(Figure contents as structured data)
>> BEGIN

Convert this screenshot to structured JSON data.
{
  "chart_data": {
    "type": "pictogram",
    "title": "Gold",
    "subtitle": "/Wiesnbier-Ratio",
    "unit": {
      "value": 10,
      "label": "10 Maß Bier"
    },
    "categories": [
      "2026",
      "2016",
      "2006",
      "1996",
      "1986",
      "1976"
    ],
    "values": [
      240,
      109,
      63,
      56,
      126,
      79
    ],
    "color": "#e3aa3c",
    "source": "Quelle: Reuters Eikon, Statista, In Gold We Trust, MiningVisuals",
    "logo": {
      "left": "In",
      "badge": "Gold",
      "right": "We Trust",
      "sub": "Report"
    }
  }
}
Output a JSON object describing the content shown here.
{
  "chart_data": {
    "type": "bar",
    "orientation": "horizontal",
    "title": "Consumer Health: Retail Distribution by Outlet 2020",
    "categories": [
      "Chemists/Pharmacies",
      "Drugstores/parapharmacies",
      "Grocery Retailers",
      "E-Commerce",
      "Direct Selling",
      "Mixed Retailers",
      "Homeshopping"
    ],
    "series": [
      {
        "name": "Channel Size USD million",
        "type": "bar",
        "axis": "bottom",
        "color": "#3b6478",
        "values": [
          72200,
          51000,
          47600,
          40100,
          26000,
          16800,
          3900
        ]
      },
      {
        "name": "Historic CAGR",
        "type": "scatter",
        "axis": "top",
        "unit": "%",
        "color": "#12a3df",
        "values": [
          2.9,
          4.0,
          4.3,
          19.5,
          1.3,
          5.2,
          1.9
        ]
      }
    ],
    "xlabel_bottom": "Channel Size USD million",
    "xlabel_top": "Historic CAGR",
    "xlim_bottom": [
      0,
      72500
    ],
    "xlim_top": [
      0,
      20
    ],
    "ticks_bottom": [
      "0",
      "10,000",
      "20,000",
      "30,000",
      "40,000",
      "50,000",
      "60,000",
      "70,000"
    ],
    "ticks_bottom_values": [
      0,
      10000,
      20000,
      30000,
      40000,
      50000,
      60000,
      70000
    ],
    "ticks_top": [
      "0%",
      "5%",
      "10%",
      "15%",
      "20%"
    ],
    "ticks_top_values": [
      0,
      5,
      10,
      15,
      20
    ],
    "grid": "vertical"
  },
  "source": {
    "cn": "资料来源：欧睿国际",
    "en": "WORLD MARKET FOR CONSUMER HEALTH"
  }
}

>> END

Extract the full listing above without altering anything.

__Output for this exercise__.
Convert this screenshot to structured JSON data.
{
  "chart_data": {
    "type": "pictogram",
    "title": "Gold",
    "subtitle": "/Wiesnbier-Ratio",
    "unit": {
      "value": 10,
      "label": "10 Maß Bier"
    },
    "categories": [
      "2026",
      "2016",
      "2006",
      "1996",
      "1986",
      "1976"
    ],
    "values": [
      240,
      109,
      63,
      56,
      126,
      79
    ],
    "color": "#e3aa3c",
    "source": "Quelle: Reuters Eikon, Statista, In Gold We Trust, MiningVisuals",
    "logo": {
      "left": "In",
      "badge": "Gold",
      "right": "We Trust",
      "sub": "Report"
    }
  }
}
Output a JSON object describing the content shown here.
{
  "chart_data": {
    "type": "bar",
    "orientation": "horizontal",
    "title": "Consumer Health: Retail Distribution by Outlet 2020",
    "categories": [
      "Chemists/Pharmacies",
      "Drugstores/parapharmacies",
      "Grocery Retailers",
      "E-Commerce",
      "Direct Selling",
      "Mixed Retailers",
      "Homeshopping"
    ],
    "series": [
      {
        "name": "Channel Size USD million",
        "type": "bar",
        "axis": "bottom",
        "color": "#3b6478",
        "values": [
          72200,
          51000,
          47600,
          40100,
          26000,
          16800,
          3900
        ]
      },
      {
        "name": "Historic CAGR",
        "type": "scatter",
        "axis": "top",
        "unit": "%",
        "color": "#12a3df",
        "values": [
          2.9,
          4.0,
          4.3,
          19.5,
          1.3,
          5.2,
          1.9
        ]
      }
    ],
    "xlabel_bottom": "Channel Size USD million",
    "xlabel_top": "Historic CAGR",
    "xlim_bottom": [
      0,
      72500
    ],
    "xlim_top": [
      0,
      20
    ],
    "ticks_bottom": [
      "0",
      "10,000",
      "20,000",
      "30,000",
      "40,000",
      "50,000",
      "60,000",
      "70,000"
    ],
    "ticks_bottom_values": [
      0,
      10000,
      20000,
      30000,
      40000,
      50000,
      60000,
      70000
    ],
    "ticks_top": [
      "0%",
      "5%",
      "10%",
      "15%",
      "20%"
    ],
    "ticks_top_values": [
      0,
      5,
      10,
      15,
      20
    ],
    "grid": "vertical"
  },
  "source": {
    "cn": "资料来源：欧睿国际",
    "en": "WORLD MARKET FOR CONSUMER HEALTH"
  }
}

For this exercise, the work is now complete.